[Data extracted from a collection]
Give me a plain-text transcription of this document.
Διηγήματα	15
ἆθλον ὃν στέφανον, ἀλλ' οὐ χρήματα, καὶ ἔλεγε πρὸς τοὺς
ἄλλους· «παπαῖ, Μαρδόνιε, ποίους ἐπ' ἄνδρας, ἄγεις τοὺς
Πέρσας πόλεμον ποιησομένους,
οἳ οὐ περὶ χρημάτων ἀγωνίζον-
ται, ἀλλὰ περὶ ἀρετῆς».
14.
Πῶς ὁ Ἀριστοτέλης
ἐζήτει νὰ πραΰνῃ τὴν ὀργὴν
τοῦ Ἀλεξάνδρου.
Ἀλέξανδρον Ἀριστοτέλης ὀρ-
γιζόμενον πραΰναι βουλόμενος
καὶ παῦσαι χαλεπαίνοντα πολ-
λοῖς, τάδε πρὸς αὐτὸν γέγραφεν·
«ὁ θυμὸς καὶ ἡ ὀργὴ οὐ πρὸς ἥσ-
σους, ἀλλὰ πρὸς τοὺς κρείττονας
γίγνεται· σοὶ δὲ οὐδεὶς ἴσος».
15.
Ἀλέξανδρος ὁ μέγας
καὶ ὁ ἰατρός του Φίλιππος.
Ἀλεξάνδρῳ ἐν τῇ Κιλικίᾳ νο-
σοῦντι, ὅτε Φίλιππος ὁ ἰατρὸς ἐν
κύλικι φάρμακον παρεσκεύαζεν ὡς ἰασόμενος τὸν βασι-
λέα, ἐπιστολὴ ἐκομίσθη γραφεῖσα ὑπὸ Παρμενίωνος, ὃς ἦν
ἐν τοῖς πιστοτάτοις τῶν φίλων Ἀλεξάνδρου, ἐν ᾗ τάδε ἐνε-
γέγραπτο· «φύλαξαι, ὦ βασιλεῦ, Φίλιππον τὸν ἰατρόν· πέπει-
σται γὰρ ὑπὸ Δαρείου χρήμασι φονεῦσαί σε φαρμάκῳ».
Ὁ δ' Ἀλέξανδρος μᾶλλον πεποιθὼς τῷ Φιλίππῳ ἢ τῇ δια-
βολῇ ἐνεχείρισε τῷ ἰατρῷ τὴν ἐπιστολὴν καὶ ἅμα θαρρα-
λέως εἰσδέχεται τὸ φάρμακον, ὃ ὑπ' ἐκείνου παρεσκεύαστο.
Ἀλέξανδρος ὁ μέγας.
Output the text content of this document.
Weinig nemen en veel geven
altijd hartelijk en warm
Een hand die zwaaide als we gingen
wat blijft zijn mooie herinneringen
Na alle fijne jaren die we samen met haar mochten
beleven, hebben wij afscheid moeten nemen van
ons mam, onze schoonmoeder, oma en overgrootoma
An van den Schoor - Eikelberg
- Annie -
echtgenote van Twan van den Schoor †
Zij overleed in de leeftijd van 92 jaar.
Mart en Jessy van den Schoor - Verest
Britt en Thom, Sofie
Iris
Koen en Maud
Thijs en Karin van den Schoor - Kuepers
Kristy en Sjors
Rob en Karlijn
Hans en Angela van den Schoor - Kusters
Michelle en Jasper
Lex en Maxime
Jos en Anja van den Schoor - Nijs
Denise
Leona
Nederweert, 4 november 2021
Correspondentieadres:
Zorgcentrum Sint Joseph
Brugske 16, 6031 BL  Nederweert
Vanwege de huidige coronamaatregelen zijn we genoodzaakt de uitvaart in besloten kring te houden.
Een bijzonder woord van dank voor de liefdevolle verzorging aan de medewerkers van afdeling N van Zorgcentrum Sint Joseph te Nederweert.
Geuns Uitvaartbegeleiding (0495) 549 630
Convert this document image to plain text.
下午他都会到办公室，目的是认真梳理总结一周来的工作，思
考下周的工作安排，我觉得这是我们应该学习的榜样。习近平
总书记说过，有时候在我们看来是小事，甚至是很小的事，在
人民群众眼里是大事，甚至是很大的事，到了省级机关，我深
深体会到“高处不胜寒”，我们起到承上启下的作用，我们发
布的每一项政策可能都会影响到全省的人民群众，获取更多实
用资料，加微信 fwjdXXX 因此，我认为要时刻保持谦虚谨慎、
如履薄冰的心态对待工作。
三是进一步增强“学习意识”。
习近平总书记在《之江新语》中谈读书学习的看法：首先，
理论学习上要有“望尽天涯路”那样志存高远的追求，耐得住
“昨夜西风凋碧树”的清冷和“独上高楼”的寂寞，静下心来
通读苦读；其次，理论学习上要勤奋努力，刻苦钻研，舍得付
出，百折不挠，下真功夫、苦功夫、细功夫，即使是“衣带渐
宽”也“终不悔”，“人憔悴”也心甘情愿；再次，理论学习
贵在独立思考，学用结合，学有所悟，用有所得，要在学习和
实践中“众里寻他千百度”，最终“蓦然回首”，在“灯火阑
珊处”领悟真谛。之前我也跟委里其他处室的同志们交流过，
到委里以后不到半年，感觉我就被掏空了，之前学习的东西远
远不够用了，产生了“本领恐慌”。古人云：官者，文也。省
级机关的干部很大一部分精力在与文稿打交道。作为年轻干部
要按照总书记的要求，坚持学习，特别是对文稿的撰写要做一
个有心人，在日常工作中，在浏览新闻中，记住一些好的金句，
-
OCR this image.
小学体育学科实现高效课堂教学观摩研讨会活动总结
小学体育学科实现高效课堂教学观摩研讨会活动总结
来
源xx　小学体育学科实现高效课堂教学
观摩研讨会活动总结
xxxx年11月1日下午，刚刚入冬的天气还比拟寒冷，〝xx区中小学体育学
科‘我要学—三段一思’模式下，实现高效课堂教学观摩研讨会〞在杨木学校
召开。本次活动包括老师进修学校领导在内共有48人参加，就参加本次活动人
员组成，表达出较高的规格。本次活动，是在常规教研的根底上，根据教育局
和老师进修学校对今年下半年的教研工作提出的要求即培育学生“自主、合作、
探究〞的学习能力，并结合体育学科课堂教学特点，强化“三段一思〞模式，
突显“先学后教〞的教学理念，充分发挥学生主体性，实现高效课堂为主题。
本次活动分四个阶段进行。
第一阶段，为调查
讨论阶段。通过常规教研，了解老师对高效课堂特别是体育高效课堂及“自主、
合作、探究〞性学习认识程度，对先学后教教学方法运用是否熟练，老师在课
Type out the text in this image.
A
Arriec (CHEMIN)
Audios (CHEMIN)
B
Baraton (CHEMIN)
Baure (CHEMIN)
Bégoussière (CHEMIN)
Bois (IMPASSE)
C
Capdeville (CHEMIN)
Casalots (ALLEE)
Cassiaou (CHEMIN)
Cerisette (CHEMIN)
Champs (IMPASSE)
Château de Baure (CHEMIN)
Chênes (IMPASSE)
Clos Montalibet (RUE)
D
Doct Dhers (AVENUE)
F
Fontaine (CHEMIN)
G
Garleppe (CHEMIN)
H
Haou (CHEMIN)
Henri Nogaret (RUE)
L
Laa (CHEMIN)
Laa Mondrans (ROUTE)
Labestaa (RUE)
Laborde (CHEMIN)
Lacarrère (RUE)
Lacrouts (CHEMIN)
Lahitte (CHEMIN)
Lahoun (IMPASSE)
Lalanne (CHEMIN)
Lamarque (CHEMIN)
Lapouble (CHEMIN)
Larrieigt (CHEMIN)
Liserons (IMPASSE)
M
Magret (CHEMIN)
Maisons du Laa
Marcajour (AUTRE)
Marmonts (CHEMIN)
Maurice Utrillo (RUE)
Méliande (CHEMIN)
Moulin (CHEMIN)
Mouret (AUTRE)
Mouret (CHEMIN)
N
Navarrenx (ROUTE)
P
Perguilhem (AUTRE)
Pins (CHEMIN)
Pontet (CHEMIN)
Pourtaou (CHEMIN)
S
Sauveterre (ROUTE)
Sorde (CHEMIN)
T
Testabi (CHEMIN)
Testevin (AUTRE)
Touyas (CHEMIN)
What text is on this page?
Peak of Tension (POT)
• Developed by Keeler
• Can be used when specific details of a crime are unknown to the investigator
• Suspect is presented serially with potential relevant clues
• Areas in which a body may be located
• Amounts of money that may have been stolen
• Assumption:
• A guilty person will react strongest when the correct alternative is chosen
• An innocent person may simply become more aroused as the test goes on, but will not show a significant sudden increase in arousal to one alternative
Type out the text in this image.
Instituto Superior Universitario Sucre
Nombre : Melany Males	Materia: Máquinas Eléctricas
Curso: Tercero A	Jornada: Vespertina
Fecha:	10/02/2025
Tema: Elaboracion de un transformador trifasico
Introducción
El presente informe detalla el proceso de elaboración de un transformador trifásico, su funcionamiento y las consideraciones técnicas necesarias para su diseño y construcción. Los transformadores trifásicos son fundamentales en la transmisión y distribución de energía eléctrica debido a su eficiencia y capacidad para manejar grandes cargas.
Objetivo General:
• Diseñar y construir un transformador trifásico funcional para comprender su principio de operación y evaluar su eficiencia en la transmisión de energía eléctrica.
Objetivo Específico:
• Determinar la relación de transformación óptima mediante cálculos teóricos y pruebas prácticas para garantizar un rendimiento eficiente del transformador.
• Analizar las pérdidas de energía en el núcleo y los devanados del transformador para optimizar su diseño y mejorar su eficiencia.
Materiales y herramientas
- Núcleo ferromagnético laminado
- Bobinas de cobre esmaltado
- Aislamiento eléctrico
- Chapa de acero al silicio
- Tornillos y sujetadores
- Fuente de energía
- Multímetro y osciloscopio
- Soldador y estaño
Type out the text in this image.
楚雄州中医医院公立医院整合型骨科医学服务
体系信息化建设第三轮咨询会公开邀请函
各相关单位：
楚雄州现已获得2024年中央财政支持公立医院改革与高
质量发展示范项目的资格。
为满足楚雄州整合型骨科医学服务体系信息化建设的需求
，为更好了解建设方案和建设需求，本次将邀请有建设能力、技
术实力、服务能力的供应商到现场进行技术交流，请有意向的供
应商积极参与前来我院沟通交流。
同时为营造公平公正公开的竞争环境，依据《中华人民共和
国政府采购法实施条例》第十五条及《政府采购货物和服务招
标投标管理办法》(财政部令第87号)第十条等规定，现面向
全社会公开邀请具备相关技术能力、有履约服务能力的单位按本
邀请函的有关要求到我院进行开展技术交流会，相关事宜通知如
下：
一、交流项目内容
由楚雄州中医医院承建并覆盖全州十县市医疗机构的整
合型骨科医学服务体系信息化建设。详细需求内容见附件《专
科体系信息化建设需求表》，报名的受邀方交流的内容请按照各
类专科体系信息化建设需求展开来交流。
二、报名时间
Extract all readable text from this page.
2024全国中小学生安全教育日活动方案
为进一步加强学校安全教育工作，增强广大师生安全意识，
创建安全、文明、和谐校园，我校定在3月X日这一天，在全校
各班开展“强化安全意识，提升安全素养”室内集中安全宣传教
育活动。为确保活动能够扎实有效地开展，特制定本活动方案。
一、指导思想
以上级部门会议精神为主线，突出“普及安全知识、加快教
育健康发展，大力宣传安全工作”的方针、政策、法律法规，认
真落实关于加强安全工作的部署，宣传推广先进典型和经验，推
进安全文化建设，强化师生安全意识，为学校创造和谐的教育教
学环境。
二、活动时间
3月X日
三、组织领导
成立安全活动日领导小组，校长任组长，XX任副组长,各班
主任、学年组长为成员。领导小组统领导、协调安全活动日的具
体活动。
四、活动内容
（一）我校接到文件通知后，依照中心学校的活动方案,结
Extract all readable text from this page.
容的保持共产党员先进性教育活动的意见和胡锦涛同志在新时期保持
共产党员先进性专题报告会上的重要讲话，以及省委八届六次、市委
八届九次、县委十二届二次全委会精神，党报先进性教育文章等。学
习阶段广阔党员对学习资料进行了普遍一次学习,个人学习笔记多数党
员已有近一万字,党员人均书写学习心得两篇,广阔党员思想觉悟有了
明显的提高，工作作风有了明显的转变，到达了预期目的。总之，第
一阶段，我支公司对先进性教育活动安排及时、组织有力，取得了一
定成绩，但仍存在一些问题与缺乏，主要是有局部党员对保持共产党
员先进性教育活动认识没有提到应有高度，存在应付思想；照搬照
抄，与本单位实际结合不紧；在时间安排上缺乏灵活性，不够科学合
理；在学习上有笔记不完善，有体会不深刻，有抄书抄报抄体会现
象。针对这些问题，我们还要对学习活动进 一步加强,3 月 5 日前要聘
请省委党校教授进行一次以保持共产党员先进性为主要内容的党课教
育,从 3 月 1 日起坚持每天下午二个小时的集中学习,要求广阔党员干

TASK DESCRIPTION – Identify every line where the string "IMPASSE" appears.

WRITTEN ANSWER –
Bois (IMPASSE)
Champs (IMPASSE)
Chênes (IMPASSE)
Lahoun (IMPASSE)
Liserons (IMPASSE)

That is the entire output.